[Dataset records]
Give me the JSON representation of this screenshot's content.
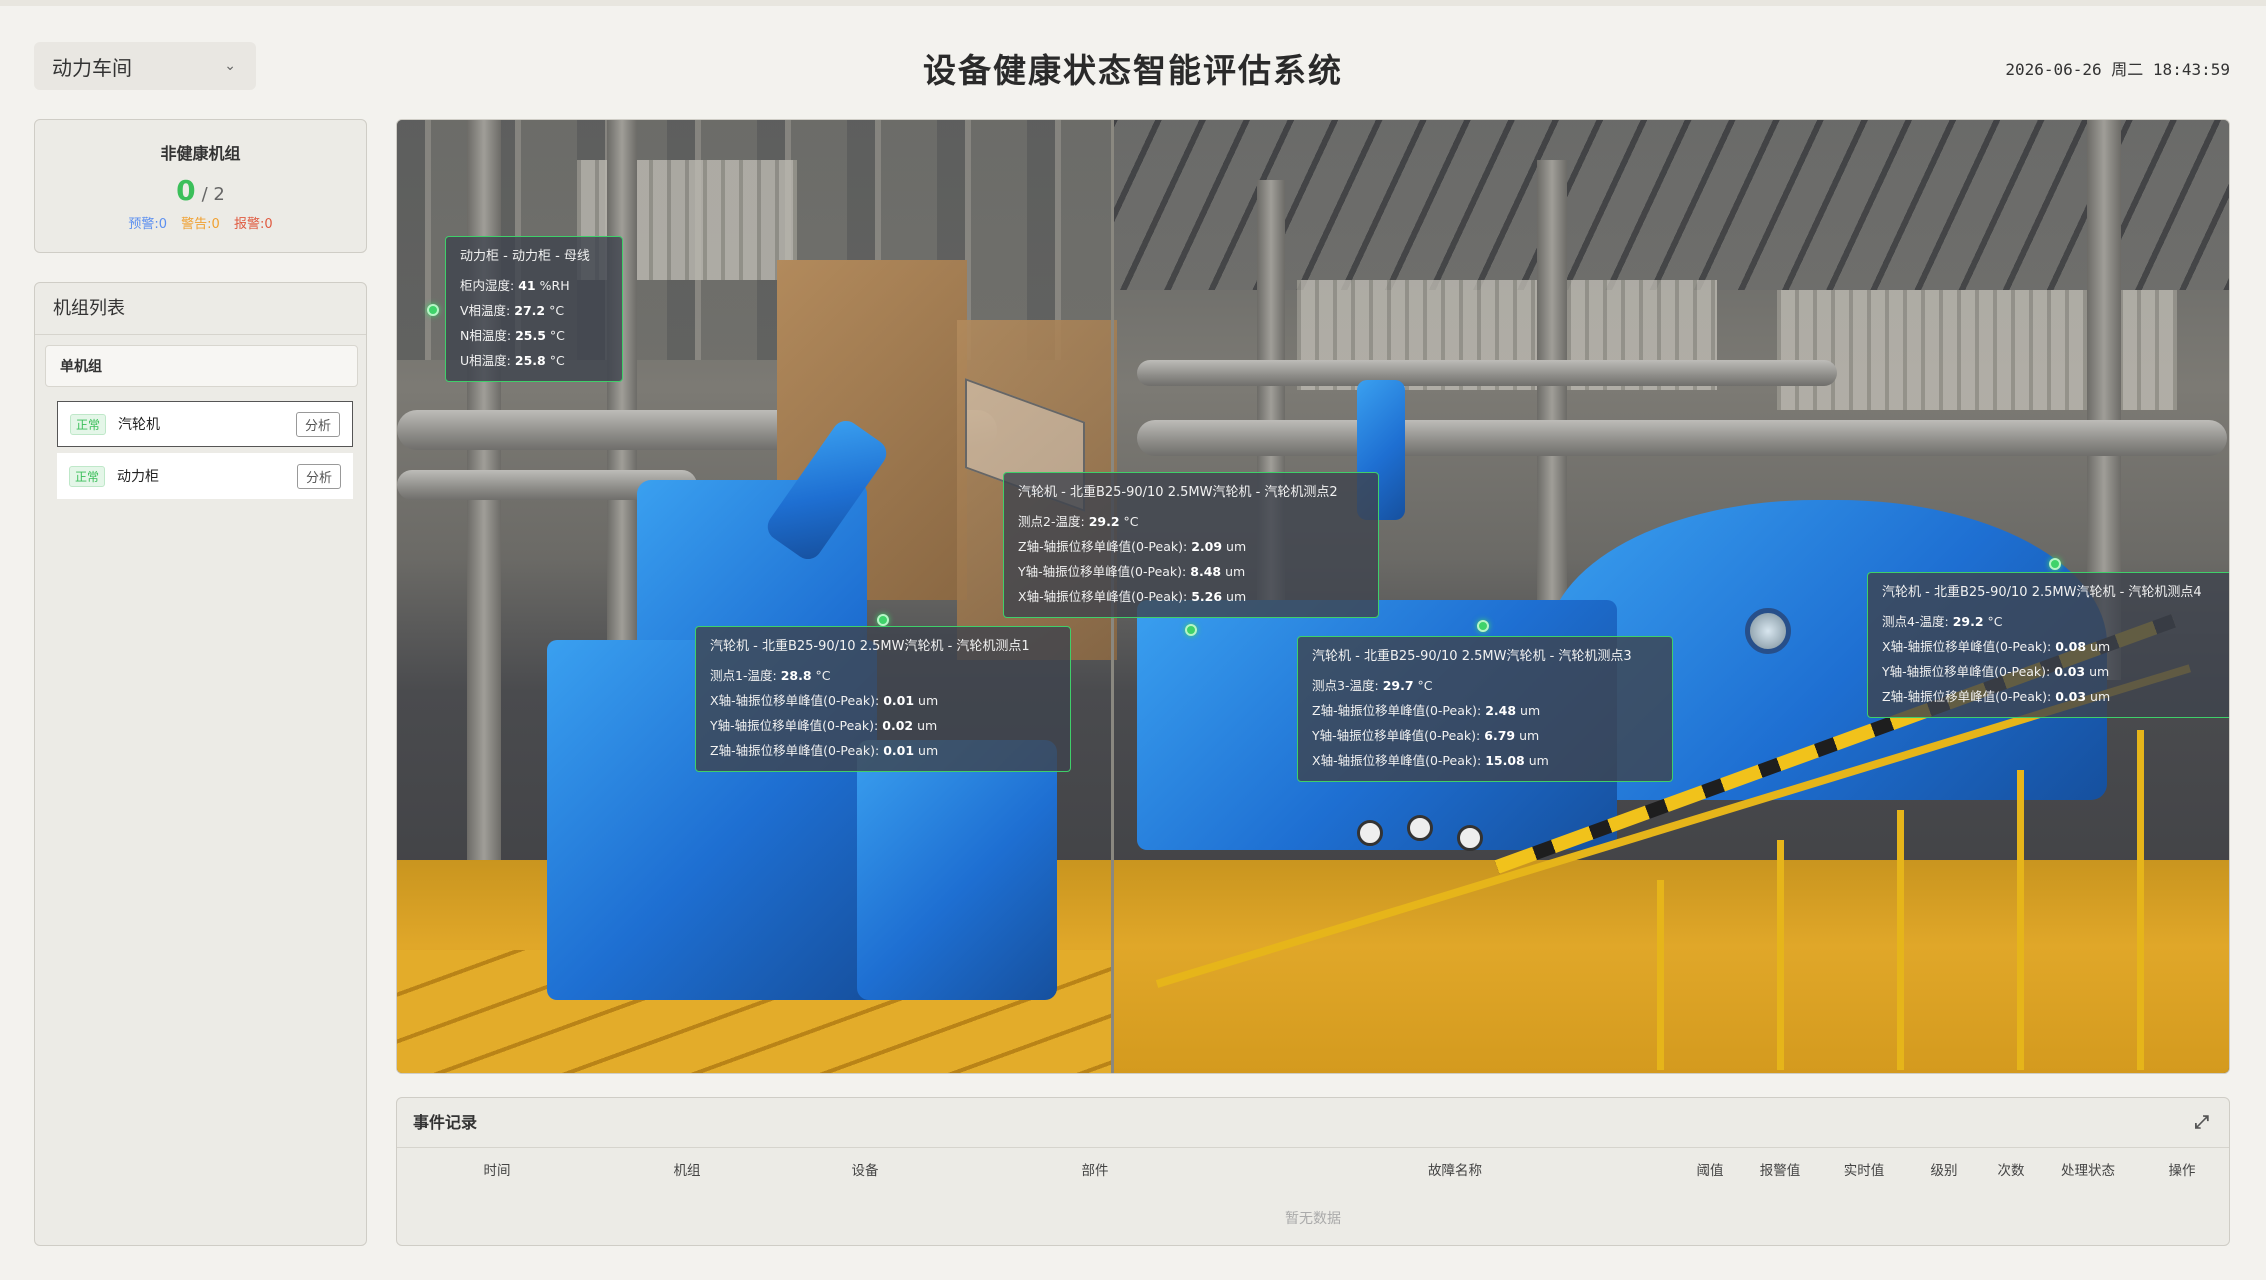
{
  "header": {
    "workshop_select": "动力车间",
    "title": "设备健康状态智能评估系统",
    "datetime": "2026-06-26 周二 18:43:59"
  },
  "unhealthy": {
    "title": "非健康机组",
    "count": "0",
    "total": "/ 2",
    "warning": "预警:0",
    "alert": "警告:0",
    "alarm": "报警:0"
  },
  "unit_list": {
    "title": "机组列表",
    "group": "单机组",
    "items": [
      {
        "status": "正常",
        "name": "汽轮机",
        "action": "分析"
      },
      {
        "status": "正常",
        "name": "动力柜",
        "action": "分析"
      }
    ]
  },
  "tags": [
    {
      "title": "动力柜 - 动力柜 - 母线",
      "rows": [
        {
          "label": "柜内湿度:",
          "value": "41",
          "unit": "%RH"
        },
        {
          "label": "V相温度:",
          "value": "27.2",
          "unit": "°C"
        },
        {
          "label": "N相温度:",
          "value": "25.5",
          "unit": "°C"
        },
        {
          "label": "U相温度:",
          "value": "25.8",
          "unit": "°C"
        }
      ]
    },
    {
      "title": "汽轮机 - 北重B25-90/10 2.5MW汽轮机 - 汽轮机测点1",
      "rows": [
        {
          "label": "测点1-温度:",
          "value": "28.8",
          "unit": "°C"
        },
        {
          "label": "X轴-轴振位移单峰值(0-Peak):",
          "value": "0.01",
          "unit": "um"
        },
        {
          "label": "Y轴-轴振位移单峰值(0-Peak):",
          "value": "0.02",
          "unit": "um"
        },
        {
          "label": "Z轴-轴振位移单峰值(0-Peak):",
          "value": "0.01",
          "unit": "um"
        }
      ]
    },
    {
      "title": "汽轮机 - 北重B25-90/10 2.5MW汽轮机 - 汽轮机测点2",
      "rows": [
        {
          "label": "测点2-温度:",
          "value": "29.2",
          "unit": "°C"
        },
        {
          "label": "Z轴-轴振位移单峰值(0-Peak):",
          "value": "2.09",
          "unit": "um"
        },
        {
          "label": "Y轴-轴振位移单峰值(0-Peak):",
          "value": "8.48",
          "unit": "um"
        },
        {
          "label": "X轴-轴振位移单峰值(0-Peak):",
          "value": "5.26",
          "unit": "um"
        }
      ]
    },
    {
      "title": "汽轮机 - 北重B25-90/10 2.5MW汽轮机 - 汽轮机测点3",
      "rows": [
        {
          "label": "测点3-温度:",
          "value": "29.7",
          "unit": "°C"
        },
        {
          "label": "Z轴-轴振位移单峰值(0-Peak):",
          "value": "2.48",
          "unit": "um"
        },
        {
          "label": "Y轴-轴振位移单峰值(0-Peak):",
          "value": "6.79",
          "unit": "um"
        },
        {
          "label": "X轴-轴振位移单峰值(0-Peak):",
          "value": "15.08",
          "unit": "um"
        }
      ]
    },
    {
      "title": "汽轮机 - 北重B25-90/10 2.5MW汽轮机 - 汽轮机测点4",
      "rows": [
        {
          "label": "测点4-温度:",
          "value": "29.2",
          "unit": "°C"
        },
        {
          "label": "X轴-轴振位移单峰值(0-Peak):",
          "value": "0.08",
          "unit": "um"
        },
        {
          "label": "Y轴-轴振位移单峰值(0-Peak):",
          "value": "0.03",
          "unit": "um"
        },
        {
          "label": "Z轴-轴振位移单峰值(0-Peak):",
          "value": "0.03",
          "unit": "um"
        }
      ]
    }
  ],
  "events": {
    "title": "事件记录",
    "columns": [
      "时间",
      "机组",
      "设备",
      "部件",
      "故障名称",
      "阈值",
      "报警值",
      "实时值",
      "级别",
      "次数",
      "处理状态",
      "操作"
    ],
    "empty_text": "暂无数据"
  },
  "colors": {
    "healthy": "#3bbf5a",
    "warning": "#5b8ff0",
    "alert": "#f0a030",
    "alarm": "#e05a40",
    "tag_border": "#3fcf6a"
  }
}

**Given problem:** Quote every entry exactly, with the pictures omitted.

**Answer for the task:**
Give me the JSON representation of this screenshot's content.
{
  "header": {
    "workshop_select": "动力车间",
    "title": "设备健康状态智能评估系统",
    "datetime": "2026-06-26 周二 18:43:59"
  },
  "unhealthy": {
    "title": "非健康机组",
    "count": "0",
    "total": "/ 2",
    "warning": "预警:0",
    "alert": "警告:0",
    "alarm": "报警:0"
  },
  "unit_list": {
    "title": "机组列表",
    "group": "单机组",
    "items": [
      {
        "status": "正常",
        "name": "汽轮机",
        "action": "分析"
      },
      {
        "status": "正常",
        "name": "动力柜",
        "action": "分析"
      }
    ]
  },
  "tags": [
    {
      "title": "动力柜 - 动力柜 - 母线",
      "rows": [
        {
          "label": "柜内湿度:",
          "value": "41",
          "unit": "%RH"
        },
        {
          "label": "V相温度:",
          "value": "27.2",
          "unit": "°C"
        },
        {
          "label": "N相温度:",
          "value": "25.5",
          "unit": "°C"
        },
        {
          "label": "U相温度:",
          "value": "25.8",
          "unit": "°C"
        }
      ]
    },
    {
      "title": "汽轮机 - 北重B25-90/10 2.5MW汽轮机 - 汽轮机测点1",
      "rows": [
        {
          "label": "测点1-温度:",
          "value": "28.8",
          "unit": "°C"
        },
        {
          "label": "X轴-轴振位移单峰值(0-Peak):",
          "value": "0.01",
          "unit": "um"
        },
        {
          "label": "Y轴-轴振位移单峰值(0-Peak):",
          "value": "0.02",
          "unit": "um"
        },
        {
          "label": "Z轴-轴振位移单峰值(0-Peak):",
          "value": "0.01",
          "unit": "um"
        }
      ]
    },
    {
      "title": "汽轮机 - 北重B25-90/10 2.5MW汽轮机 - 汽轮机测点2",
      "rows": [
        {
          "label": "测点2-温度:",
          "value": "29.2",
          "unit": "°C"
        },
        {
          "label": "Z轴-轴振位移单峰值(0-Peak):",
          "value": "2.09",
          "unit": "um"
        },
        {
          "label": "Y轴-轴振位移单峰值(0-Peak):",
          "value": "8.48",
          "unit": "um"
        },
        {
          "label": "X轴-轴振位移单峰值(0-Peak):",
          "value": "5.26",
          "unit": "um"
        }
      ]
    },
    {
      "title": "汽轮机 - 北重B25-90/10 2.5MW汽轮机 - 汽轮机测点3",
      "rows": [
        {
          "label": "测点3-温度:",
          "value": "29.7",
          "unit": "°C"
        },
        {
          "label": "Z轴-轴振位移单峰值(0-Peak):",
          "value": "2.48",
          "unit": "um"
        },
        {
          "label": "Y轴-轴振位移单峰值(0-Peak):",
          "value": "6.79",
          "unit": "um"
        },
        {
          "label": "X轴-轴振位移单峰值(0-Peak):",
          "value": "15.08",
          "unit": "um"
        }
      ]
    },
    {
      "title": "汽轮机 - 北重B25-90/10 2.5MW汽轮机 - 汽轮机测点4",
      "rows": [
        {
          "label": "测点4-温度:",
          "value": "29.2",
          "unit": "°C"
        },
        {
          "label": "X轴-轴振位移单峰值(0-Peak):",
          "value": "0.08",
          "unit": "um"
        },
        {
          "label": "Y轴-轴振位移单峰值(0-Peak):",
          "value": "0.03",
          "unit": "um"
        },
        {
          "label": "Z轴-轴振位移单峰值(0-Peak):",
          "value": "0.03",
          "unit": "um"
        }
      ]
    }
  ],
  "events": {
    "title": "事件记录",
    "columns": [
      "时间",
      "机组",
      "设备",
      "部件",
      "故障名称",
      "阈值",
      "报警值",
      "实时值",
      "级别",
      "次数",
      "处理状态",
      "操作"
    ],
    "empty_text": "暂无数据"
  },
  "colors": {
    "healthy": "#3bbf5a",
    "warning": "#5b8ff0",
    "alert": "#f0a030",
    "alarm": "#e05a40",
    "tag_border": "#3fcf6a"
  }
}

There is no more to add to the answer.